Directive: Return each line of the listing below, unchanged, and omit the images.
======== Given entries ========
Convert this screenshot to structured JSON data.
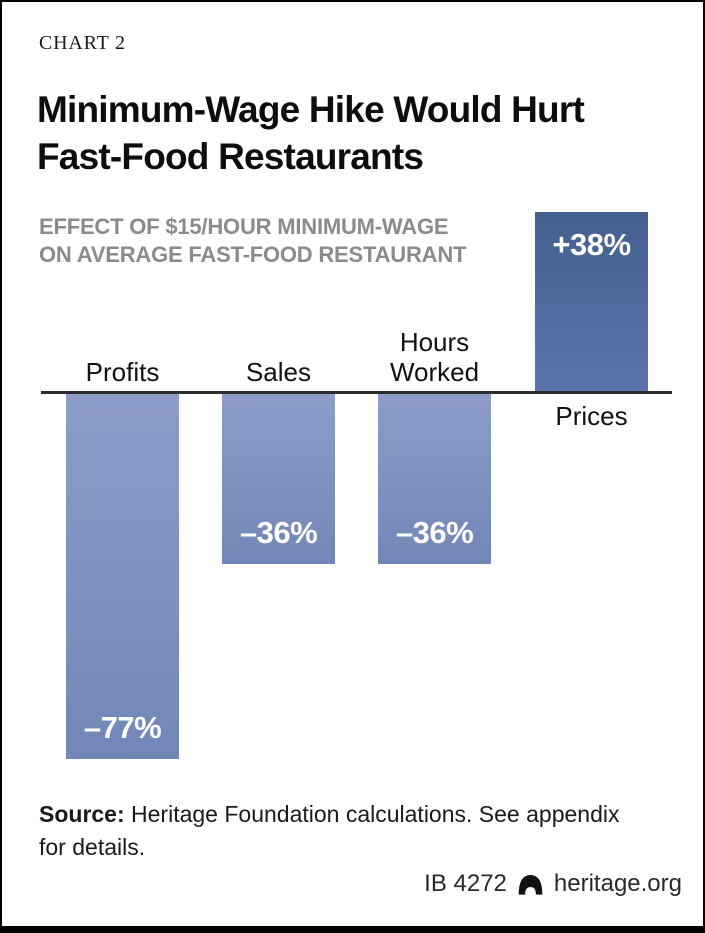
{
  "page": {
    "chart_label": "CHART 2",
    "title_line1": "Minimum-Wage Hike Would Hurt",
    "title_line2": "Fast-Food Restaurants",
    "subtitle_line1": "EFFECT OF $15/HOUR MINIMUM-WAGE",
    "subtitle_line2": "ON AVERAGE FAST-FOOD RESTAURANT"
  },
  "chart_data": {
    "type": "bar",
    "title": "Minimum-Wage Hike Would Hurt Fast-Food Restaurants",
    "subtitle": "Effect of $15/hour minimum-wage on average fast-food restaurant",
    "categories": [
      "Profits",
      "Sales",
      "Hours Worked",
      "Prices"
    ],
    "values": [
      -77,
      -36,
      -36,
      38
    ],
    "value_labels": [
      "–77%",
      "–36%",
      "–36%",
      "+38%"
    ],
    "unit": "percent",
    "xlabel": "",
    "ylabel": "",
    "ylim": [
      -80,
      40
    ],
    "grid": false,
    "legend": false,
    "baseline": 0,
    "axis_color": "#2d2d2d",
    "negative_bar_gradient_top": "#8d9dc8",
    "negative_bar_gradient_bottom": "#7287b7",
    "positive_bar_gradient_top": "#44608f",
    "positive_bar_gradient_bottom": "#5974ac",
    "value_label_color": "#ffffff"
  },
  "source": {
    "label": "Source:",
    "line1": " Heritage Foundation calculations. See appendix",
    "line2": "for details."
  },
  "footer": {
    "report_id": "IB 4272",
    "logo_icon": "heritage-bell-icon",
    "site": "heritage.org"
  },
  "colors": {
    "background": "#ffffff",
    "border": "#000000",
    "title": "#0d0d0d",
    "subtitle": "#8b8b8b",
    "category_label": "#111111"
  }
}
========
Reply:
Convert this screenshot to structured JSON data.
{
  "page": {
    "chart_label": "CHART 2",
    "title_line1": "Minimum-Wage Hike Would Hurt",
    "title_line2": "Fast-Food Restaurants",
    "subtitle_line1": "EFFECT OF $15/HOUR MINIMUM-WAGE",
    "subtitle_line2": "ON AVERAGE FAST-FOOD RESTAURANT"
  },
  "chart_data": {
    "type": "bar",
    "title": "Minimum-Wage Hike Would Hurt Fast-Food Restaurants",
    "subtitle": "Effect of $15/hour minimum-wage on average fast-food restaurant",
    "categories": [
      "Profits",
      "Sales",
      "Hours Worked",
      "Prices"
    ],
    "values": [
      -77,
      -36,
      -36,
      38
    ],
    "value_labels": [
      "–77%",
      "–36%",
      "–36%",
      "+38%"
    ],
    "unit": "percent",
    "xlabel": "",
    "ylabel": "",
    "ylim": [
      -80,
      40
    ],
    "grid": false,
    "legend": false,
    "baseline": 0,
    "axis_color": "#2d2d2d",
    "negative_bar_gradient_top": "#8d9dc8",
    "negative_bar_gradient_bottom": "#7287b7",
    "positive_bar_gradient_top": "#44608f",
    "positive_bar_gradient_bottom": "#5974ac",
    "value_label_color": "#ffffff"
  },
  "source": {
    "label": "Source:",
    "line1": " Heritage Foundation calculations. See appendix",
    "line2": "for details."
  },
  "footer": {
    "report_id": "IB 4272",
    "logo_icon": "heritage-bell-icon",
    "site": "heritage.org"
  },
  "colors": {
    "background": "#ffffff",
    "border": "#000000",
    "title": "#0d0d0d",
    "subtitle": "#8b8b8b",
    "category_label": "#111111"
  }
}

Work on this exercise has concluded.